• **To be done**: Each record below must be returned exactly as shown.

• **Provided records**:
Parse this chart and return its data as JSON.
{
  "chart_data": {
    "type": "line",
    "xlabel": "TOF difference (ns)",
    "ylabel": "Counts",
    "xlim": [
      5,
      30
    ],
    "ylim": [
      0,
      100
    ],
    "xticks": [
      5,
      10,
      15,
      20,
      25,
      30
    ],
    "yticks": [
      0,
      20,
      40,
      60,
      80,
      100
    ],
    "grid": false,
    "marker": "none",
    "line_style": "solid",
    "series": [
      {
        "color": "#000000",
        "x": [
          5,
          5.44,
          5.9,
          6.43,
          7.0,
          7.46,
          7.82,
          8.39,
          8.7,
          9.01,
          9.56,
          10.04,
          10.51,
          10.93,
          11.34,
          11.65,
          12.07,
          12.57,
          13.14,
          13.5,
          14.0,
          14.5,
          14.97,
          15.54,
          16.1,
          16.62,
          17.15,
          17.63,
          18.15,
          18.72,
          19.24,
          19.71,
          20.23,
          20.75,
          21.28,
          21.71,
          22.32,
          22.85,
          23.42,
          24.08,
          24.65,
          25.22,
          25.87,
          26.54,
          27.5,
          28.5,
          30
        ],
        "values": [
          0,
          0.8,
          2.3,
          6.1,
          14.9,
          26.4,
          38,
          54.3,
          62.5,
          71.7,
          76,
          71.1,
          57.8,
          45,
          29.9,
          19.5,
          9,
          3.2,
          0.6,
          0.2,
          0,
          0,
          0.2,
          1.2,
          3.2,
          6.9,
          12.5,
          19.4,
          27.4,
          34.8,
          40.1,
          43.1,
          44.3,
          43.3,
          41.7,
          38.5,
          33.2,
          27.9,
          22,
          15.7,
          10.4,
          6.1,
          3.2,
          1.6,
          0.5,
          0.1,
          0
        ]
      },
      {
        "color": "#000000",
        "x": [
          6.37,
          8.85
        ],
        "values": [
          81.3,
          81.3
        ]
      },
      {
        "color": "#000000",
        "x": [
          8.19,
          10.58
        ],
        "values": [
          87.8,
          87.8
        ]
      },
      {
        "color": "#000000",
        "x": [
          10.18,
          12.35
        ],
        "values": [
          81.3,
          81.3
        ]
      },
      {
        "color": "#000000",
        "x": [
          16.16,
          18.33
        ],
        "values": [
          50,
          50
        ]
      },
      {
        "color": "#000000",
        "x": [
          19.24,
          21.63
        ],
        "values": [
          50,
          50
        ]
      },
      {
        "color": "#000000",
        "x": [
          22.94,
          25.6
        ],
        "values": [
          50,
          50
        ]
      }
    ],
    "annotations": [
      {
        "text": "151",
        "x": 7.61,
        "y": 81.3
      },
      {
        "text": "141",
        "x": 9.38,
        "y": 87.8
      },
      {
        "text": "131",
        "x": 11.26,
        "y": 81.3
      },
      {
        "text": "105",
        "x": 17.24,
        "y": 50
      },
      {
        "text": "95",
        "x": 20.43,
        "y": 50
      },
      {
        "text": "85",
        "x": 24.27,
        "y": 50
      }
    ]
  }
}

• **Written solution**:
Parse this chart and return its data as JSON.
{
  "chart_data": {
    "type": "line",
    "xlabel": "TOF difference (ns)",
    "ylabel": "Counts",
    "xlim": [
      5,
      30
    ],
    "ylim": [
      0,
      100
    ],
    "xticks": [
      5,
      10,
      15,
      20,
      25,
      30
    ],
    "yticks": [
      0,
      20,
      40,
      60,
      80,
      100
    ],
    "grid": false,
    "marker": "none",
    "line_style": "solid",
    "series": [
      {
        "color": "#000000",
        "x": [
          5,
          5.44,
          5.9,
          6.43,
          7.0,
          7.46,
          7.82,
          8.39,
          8.7,
          9.01,
          9.56,
          10.04,
          10.51,
          10.93,
          11.34,
          11.65,
          12.07,
          12.57,
          13.14,
          13.5,
          14.0,
          14.5,
          14.97,
          15.54,
          16.1,
          16.62,
          17.15,
          17.63,
          18.15,
          18.72,
          19.24,
          19.71,
          20.23,
          20.75,
          21.28,
          21.71,
          22.32,
          22.85,
          23.42,
          24.08,
          24.65,
          25.22,
          25.87,
          26.54,
          27.5,
          28.5,
          30
        ],
        "values": [
          0,
          0.8,
          2.3,
          6.1,
          14.9,
          26.4,
          38,
          54.3,
          62.5,
          71.7,
          76,
          71.1,
          57.8,
          45,
          29.9,
          19.5,
          9,
          3.2,
          0.6,
          0.2,
          0,
          0,
          0.2,
          1.2,
          3.2,
          6.9,
          12.5,
          19.4,
          27.4,
          34.8,
          40.1,
          43.1,
          44.3,
          43.3,
          41.7,
          38.5,
          33.2,
          27.9,
          22,
          15.7,
          10.4,
          6.1,
          3.2,
          1.6,
          0.5,
          0.1,
          0
        ]
      },
      {
        "color": "#000000",
        "x": [
          6.37,
          8.85
        ],
        "values": [
          81.3,
          81.3
        ]
      },
      {
        "color": "#000000",
        "x": [
          8.19,
          10.58
        ],
        "values": [
          87.8,
          87.8
        ]
      },
      {
        "color": "#000000",
        "x": [
          10.18,
          12.35
        ],
        "values": [
          81.3,
          81.3
        ]
      },
      {
        "color": "#000000",
        "x": [
          16.16,
          18.33
        ],
        "values": [
          50,
          50
        ]
      },
      {
        "color": "#000000",
        "x": [
          19.24,
          21.63
        ],
        "values": [
          50,
          50
        ]
      },
      {
        "color": "#000000",
        "x": [
          22.94,
          25.6
        ],
        "values": [
          50,
          50
        ]
      }
    ],
    "annotations": [
      {
        "text": "151",
        "x": 7.61,
        "y": 81.3
      },
      {
        "text": "141",
        "x": 9.38,
        "y": 87.8
      },
      {
        "text": "131",
        "x": 11.26,
        "y": 81.3
      },
      {
        "text": "105",
        "x": 17.24,
        "y": 50
      },
      {
        "text": "95",
        "x": 20.43,
        "y": 50
      },
      {
        "text": "85",
        "x": 24.27,
        "y": 50
      }
    ]
  }
}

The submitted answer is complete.